→ **DATA SUPPLIED**:
========================
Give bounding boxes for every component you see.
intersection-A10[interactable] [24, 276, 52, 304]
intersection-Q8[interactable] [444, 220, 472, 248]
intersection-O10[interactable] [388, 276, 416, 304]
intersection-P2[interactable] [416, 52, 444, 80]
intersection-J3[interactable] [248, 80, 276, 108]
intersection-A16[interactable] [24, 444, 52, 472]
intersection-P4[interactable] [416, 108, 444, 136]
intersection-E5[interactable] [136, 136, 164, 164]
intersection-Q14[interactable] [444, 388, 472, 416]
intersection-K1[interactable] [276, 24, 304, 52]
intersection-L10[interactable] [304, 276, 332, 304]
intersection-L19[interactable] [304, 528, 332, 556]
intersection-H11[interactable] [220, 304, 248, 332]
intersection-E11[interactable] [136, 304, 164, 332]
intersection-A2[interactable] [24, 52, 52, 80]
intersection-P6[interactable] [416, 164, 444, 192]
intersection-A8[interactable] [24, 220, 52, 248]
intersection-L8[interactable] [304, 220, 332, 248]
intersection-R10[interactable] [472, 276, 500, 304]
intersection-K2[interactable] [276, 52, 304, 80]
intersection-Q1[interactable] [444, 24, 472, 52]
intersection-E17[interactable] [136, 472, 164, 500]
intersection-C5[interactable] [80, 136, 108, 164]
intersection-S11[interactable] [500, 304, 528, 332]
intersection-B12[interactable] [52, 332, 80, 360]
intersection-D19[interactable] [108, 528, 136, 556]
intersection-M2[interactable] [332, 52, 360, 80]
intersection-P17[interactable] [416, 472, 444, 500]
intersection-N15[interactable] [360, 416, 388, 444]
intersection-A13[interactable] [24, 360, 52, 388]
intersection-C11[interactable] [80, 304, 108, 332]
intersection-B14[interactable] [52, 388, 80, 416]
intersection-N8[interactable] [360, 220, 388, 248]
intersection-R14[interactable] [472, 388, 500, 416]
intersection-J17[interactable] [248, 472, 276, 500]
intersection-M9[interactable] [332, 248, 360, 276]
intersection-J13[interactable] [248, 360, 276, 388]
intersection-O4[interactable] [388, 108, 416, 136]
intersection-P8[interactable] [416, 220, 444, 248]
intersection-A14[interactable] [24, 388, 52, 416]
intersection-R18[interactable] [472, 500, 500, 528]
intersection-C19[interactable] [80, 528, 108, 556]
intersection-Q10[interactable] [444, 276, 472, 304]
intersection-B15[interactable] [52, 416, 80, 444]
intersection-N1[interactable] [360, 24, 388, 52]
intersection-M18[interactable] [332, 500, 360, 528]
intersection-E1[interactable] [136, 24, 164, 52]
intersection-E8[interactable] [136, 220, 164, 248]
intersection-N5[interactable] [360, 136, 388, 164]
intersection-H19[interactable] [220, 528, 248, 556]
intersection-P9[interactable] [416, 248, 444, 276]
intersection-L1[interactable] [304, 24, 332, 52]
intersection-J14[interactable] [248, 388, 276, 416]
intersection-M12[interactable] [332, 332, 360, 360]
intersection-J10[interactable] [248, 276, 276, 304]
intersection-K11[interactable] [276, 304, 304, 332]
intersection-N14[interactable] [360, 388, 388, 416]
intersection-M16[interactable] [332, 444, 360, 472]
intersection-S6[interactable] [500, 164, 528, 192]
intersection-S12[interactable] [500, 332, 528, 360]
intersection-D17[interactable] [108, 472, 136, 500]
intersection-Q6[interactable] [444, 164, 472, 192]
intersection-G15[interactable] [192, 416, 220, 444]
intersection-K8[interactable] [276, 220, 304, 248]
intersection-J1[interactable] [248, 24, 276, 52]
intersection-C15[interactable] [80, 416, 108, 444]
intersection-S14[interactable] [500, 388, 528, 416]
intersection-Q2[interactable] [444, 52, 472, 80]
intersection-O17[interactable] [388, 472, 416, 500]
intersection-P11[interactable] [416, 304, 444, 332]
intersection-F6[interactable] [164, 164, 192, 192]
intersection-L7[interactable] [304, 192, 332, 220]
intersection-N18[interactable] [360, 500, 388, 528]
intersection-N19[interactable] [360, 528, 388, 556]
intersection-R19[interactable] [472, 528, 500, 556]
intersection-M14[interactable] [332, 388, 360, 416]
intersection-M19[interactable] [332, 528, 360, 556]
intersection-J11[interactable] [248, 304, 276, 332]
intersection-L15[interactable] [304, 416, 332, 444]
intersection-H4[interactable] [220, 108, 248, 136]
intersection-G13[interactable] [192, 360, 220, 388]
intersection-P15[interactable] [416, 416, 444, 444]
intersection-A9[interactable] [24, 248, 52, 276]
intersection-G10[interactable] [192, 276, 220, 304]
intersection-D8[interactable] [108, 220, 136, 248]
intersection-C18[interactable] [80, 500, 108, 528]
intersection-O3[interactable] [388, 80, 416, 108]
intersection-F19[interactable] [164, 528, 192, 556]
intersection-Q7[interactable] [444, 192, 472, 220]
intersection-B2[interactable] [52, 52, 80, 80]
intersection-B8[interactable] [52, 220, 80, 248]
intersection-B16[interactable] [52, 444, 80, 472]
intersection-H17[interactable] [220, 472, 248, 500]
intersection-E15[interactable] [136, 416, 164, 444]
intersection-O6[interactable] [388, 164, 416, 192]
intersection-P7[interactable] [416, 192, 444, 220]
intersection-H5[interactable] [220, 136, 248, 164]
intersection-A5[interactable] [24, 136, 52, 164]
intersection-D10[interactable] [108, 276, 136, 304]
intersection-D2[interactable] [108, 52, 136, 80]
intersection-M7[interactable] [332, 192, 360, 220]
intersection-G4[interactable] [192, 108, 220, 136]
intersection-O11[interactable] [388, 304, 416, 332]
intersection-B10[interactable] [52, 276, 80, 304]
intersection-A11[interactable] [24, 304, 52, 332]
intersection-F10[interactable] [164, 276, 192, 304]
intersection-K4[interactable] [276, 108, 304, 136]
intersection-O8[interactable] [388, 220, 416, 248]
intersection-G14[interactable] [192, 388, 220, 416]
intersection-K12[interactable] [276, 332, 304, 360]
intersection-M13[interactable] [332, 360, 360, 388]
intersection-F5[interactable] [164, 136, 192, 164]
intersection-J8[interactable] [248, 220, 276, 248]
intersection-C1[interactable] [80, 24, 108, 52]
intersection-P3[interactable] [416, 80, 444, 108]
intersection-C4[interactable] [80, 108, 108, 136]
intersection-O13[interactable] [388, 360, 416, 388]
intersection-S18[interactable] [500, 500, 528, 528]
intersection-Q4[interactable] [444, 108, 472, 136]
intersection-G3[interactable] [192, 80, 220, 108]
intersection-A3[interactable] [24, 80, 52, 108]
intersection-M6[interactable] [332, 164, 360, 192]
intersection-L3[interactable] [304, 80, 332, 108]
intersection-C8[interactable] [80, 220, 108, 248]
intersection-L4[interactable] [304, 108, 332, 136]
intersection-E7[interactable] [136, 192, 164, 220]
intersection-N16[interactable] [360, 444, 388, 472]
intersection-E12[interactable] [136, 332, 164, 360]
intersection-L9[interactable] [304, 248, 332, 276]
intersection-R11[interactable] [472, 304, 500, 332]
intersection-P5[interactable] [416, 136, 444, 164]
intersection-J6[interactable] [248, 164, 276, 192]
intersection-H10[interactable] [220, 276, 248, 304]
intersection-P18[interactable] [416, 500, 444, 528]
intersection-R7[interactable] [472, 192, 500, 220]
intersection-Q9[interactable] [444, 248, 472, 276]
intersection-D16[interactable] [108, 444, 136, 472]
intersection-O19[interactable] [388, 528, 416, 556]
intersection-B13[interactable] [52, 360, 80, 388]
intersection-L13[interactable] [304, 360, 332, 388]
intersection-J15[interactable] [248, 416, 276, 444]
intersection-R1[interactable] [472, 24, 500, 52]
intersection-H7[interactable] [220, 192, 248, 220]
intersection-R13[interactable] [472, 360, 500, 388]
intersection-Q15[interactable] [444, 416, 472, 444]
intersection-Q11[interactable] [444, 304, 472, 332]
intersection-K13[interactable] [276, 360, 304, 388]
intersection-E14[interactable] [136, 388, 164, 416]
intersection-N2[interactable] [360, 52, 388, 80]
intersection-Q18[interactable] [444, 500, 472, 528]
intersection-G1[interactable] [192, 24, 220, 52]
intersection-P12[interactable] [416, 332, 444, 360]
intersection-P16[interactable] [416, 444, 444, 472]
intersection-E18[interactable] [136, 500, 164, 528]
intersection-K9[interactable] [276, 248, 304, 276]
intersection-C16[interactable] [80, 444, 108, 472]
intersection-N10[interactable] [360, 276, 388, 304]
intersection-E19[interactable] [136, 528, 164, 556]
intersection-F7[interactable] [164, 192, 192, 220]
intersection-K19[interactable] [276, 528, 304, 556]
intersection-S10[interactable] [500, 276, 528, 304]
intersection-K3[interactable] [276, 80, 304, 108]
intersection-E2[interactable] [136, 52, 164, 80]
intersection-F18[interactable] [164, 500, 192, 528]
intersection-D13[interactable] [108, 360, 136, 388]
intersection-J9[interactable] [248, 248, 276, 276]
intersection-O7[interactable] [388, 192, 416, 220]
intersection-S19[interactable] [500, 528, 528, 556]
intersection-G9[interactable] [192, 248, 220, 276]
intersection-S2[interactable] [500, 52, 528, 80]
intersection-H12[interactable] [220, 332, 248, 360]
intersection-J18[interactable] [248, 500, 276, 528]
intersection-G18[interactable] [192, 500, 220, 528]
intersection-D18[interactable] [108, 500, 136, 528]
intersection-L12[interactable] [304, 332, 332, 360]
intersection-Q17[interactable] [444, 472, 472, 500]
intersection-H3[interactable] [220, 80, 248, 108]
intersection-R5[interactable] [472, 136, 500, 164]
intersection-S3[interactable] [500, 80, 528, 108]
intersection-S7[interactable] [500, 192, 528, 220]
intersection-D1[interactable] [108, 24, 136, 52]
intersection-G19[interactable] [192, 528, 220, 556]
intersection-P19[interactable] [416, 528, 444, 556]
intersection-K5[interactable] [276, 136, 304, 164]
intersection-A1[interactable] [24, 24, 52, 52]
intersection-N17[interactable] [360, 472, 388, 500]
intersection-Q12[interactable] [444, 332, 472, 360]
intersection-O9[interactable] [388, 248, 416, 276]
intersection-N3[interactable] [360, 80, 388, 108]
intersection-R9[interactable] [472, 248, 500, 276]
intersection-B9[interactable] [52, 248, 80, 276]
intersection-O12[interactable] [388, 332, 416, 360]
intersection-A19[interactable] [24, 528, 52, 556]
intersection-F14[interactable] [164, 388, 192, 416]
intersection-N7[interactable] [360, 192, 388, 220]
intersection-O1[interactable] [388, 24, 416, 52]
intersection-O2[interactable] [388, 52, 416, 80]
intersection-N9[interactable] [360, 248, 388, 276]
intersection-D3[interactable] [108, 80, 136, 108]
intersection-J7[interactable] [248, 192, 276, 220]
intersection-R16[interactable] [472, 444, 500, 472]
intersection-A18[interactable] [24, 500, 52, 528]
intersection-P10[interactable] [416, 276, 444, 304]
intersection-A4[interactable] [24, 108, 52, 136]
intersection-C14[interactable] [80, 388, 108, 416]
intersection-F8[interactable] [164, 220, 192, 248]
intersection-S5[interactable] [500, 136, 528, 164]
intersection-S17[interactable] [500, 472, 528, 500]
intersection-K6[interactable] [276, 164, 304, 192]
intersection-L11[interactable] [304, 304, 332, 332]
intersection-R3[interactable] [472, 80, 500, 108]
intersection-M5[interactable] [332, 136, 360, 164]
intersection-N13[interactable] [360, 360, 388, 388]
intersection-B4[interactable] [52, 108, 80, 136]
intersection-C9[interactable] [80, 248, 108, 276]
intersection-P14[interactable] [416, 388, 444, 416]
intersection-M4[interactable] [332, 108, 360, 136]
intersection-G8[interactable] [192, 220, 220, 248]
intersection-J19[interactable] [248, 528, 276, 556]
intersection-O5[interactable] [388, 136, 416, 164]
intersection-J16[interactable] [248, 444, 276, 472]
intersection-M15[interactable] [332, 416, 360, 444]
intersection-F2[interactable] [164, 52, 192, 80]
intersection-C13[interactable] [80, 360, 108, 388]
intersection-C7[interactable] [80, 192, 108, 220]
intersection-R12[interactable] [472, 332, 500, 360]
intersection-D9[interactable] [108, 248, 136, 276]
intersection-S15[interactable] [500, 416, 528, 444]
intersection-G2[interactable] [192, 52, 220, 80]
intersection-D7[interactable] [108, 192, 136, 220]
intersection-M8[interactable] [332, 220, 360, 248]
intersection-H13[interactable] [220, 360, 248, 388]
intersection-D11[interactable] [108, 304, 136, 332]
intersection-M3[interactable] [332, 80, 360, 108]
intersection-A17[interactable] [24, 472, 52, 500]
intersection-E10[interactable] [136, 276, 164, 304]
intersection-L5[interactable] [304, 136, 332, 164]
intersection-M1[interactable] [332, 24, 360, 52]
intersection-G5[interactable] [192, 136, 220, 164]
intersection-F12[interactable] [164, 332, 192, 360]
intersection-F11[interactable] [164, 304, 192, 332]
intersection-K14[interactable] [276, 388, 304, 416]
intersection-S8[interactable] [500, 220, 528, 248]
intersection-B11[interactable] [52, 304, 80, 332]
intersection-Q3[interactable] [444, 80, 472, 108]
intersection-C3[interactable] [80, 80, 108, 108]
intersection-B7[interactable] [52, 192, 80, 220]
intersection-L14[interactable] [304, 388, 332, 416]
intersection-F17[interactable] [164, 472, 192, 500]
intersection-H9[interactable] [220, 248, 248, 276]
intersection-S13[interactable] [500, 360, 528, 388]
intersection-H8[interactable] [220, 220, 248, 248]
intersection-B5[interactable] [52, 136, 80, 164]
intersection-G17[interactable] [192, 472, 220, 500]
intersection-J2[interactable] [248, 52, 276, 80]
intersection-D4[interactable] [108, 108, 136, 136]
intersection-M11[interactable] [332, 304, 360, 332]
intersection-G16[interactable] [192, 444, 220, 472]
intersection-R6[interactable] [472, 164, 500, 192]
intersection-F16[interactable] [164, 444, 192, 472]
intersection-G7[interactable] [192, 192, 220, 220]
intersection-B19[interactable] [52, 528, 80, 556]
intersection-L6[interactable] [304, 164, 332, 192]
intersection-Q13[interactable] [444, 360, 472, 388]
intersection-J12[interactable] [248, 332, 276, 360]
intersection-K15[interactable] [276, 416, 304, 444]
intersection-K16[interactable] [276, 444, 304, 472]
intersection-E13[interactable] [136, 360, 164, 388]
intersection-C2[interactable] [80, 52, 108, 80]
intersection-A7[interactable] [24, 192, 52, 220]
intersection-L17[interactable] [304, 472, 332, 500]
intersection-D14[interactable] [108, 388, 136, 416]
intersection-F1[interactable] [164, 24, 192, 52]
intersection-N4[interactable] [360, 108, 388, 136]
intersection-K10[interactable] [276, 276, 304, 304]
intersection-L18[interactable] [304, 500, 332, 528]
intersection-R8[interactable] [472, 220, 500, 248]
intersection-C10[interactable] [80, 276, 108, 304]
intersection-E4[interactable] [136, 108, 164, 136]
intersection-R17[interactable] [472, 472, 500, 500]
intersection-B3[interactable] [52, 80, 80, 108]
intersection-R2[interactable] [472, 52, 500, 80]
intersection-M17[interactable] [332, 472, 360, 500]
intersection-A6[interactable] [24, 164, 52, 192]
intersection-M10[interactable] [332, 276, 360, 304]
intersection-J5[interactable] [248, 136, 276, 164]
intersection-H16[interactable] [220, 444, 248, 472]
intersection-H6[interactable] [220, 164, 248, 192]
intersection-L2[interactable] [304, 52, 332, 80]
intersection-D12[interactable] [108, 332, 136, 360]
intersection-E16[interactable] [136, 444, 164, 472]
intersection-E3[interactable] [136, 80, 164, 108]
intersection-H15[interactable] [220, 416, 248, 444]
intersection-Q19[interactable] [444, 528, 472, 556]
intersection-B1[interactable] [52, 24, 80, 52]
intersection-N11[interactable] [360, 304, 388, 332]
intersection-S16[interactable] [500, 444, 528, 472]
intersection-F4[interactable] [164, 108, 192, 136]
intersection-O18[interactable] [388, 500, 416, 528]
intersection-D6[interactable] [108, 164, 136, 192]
========================
→ **WHAT IS EXPECTED**:
Pull out every line of the items above that contains the string "bounding", treating uppercase and lowercase as distinct.

→ **SOLVED PROBLEM**:
Give bounding boxes for every component you see.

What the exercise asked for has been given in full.